Requirement:
Take every line where the string "this" appears and copy it.

======== Dataset records

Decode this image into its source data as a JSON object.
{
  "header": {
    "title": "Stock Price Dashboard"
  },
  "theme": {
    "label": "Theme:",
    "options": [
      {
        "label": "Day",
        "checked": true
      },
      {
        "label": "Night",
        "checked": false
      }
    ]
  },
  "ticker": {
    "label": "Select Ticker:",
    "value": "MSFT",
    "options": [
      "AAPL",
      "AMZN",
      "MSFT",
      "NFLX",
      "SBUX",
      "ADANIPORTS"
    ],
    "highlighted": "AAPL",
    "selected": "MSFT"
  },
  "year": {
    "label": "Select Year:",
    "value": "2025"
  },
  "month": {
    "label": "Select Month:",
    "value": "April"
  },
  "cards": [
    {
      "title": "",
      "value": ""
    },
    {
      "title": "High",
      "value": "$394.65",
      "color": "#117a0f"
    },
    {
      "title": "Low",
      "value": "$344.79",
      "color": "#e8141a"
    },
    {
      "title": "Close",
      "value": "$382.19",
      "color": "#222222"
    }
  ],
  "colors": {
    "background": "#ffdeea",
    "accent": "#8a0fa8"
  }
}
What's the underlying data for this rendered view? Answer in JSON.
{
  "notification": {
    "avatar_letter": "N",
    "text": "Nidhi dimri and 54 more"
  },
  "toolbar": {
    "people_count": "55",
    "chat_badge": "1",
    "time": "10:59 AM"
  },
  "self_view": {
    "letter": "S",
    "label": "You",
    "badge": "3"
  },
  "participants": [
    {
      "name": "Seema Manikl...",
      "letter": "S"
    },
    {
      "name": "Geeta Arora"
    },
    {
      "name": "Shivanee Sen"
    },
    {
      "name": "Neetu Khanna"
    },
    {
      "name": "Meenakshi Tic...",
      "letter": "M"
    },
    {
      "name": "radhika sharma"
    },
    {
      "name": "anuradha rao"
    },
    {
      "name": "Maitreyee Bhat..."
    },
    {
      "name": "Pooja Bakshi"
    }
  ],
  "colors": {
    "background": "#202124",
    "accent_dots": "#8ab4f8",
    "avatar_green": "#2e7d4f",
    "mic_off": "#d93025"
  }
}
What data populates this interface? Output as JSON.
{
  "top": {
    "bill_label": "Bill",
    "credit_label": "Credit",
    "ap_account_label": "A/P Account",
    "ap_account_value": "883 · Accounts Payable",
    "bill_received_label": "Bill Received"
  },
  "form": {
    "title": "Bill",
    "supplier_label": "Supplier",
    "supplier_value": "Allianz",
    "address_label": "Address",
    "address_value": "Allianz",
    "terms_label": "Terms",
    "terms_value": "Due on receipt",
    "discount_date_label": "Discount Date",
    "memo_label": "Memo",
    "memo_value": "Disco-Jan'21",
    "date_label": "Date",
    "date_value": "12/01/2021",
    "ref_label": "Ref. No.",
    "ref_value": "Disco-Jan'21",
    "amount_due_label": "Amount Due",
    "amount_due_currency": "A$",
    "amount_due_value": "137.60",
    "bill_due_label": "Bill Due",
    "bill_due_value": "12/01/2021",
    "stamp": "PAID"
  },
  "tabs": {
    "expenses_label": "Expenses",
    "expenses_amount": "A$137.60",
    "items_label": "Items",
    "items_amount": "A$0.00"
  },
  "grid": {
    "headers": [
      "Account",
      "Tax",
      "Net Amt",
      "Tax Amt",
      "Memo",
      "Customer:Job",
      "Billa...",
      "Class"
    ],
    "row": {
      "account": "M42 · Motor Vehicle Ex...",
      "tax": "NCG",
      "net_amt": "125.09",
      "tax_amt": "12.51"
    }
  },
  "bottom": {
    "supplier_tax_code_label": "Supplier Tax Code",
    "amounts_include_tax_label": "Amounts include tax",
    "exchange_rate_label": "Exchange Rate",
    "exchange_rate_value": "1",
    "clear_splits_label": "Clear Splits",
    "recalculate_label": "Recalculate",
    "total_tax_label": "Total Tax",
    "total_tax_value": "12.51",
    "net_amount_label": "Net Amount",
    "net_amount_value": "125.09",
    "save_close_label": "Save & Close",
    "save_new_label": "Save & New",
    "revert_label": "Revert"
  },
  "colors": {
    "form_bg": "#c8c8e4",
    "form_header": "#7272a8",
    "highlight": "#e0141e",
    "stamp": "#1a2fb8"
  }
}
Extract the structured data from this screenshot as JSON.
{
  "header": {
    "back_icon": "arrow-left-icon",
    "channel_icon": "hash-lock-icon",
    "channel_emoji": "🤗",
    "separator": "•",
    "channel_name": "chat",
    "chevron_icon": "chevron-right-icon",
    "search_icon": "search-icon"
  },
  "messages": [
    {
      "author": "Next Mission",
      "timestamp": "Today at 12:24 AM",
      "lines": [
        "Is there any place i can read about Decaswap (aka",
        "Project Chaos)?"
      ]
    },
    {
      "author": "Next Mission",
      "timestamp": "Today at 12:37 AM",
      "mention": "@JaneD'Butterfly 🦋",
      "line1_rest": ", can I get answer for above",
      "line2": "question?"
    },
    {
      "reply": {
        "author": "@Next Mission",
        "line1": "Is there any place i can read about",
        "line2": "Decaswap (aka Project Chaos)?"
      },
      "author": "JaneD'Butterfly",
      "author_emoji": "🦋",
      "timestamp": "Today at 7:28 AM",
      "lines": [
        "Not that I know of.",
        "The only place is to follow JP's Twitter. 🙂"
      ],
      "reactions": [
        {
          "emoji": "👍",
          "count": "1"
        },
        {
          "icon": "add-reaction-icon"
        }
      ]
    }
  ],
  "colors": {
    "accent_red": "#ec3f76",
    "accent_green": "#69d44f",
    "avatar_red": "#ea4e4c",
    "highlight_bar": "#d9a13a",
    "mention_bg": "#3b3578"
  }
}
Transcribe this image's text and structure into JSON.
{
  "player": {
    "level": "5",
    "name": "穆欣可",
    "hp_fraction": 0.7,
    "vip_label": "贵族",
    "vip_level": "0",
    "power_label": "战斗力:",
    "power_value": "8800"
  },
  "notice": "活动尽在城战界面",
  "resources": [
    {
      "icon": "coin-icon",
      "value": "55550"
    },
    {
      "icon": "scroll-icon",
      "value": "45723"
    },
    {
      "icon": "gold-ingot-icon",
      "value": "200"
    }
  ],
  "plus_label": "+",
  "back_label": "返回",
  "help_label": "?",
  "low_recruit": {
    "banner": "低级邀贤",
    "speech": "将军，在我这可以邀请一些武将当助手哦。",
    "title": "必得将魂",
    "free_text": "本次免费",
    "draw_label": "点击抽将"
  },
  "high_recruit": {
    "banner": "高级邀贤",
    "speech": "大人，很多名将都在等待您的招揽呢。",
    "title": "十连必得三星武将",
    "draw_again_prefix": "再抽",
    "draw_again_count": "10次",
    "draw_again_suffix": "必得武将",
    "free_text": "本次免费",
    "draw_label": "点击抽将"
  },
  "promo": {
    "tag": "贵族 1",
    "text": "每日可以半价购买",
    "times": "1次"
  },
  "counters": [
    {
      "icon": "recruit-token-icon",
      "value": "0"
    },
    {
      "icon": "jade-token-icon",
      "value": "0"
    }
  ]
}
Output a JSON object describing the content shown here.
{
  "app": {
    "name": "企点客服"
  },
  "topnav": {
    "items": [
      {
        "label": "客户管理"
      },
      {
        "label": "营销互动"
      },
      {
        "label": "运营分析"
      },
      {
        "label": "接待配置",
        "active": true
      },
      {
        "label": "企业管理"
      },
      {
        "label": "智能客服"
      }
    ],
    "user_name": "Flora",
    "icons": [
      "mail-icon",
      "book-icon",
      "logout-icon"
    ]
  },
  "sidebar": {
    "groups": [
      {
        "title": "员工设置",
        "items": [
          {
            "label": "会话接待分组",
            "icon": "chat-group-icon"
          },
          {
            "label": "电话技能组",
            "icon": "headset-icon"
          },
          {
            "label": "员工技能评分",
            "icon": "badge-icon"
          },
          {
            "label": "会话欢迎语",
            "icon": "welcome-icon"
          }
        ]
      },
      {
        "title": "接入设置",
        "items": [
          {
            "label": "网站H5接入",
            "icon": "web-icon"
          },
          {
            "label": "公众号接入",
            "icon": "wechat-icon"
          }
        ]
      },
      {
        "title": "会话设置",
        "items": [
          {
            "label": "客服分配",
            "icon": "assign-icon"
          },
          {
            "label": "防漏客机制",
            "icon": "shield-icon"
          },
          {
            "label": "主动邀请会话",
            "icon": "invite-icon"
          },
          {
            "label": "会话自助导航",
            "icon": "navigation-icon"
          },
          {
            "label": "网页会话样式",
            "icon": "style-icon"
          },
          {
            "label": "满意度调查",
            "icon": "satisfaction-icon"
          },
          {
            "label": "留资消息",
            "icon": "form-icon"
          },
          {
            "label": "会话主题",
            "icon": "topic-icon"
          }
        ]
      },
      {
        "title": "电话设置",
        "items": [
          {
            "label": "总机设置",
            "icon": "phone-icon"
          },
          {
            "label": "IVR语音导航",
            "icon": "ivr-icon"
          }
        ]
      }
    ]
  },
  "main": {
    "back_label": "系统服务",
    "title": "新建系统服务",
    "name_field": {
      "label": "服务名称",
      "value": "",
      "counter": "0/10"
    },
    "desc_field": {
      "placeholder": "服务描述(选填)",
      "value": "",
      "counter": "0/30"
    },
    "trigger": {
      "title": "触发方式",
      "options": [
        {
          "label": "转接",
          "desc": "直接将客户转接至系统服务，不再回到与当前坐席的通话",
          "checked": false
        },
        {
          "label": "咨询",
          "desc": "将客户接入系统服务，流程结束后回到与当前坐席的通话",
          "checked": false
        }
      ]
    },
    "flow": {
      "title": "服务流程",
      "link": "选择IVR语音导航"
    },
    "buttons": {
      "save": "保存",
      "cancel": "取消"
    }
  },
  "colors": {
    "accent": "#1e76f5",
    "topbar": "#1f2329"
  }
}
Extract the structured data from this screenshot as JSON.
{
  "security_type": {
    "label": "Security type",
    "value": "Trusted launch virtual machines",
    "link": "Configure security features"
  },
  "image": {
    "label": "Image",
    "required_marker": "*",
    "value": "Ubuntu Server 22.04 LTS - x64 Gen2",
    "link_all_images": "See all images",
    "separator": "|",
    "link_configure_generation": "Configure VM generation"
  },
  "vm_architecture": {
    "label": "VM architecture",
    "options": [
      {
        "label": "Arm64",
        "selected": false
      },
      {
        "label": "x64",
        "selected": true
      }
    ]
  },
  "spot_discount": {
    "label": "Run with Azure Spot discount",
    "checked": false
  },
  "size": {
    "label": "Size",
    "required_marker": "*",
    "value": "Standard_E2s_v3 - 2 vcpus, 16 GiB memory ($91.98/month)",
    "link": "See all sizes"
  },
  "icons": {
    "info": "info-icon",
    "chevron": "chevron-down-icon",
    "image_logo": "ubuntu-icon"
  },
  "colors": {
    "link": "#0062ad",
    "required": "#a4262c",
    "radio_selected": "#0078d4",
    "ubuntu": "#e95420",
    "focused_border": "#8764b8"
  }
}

================

Solution to the exercise:
Decode this image into its source data as a JSON object.
What's the underlying data for this rendered view? Answer in JSON.
What data populates this interface? Output as JSON.
Extract the structured data from this screenshot as JSON.
Transcribe this image's text and structure into JSON.
Extract the structured data from this screenshot as JSON.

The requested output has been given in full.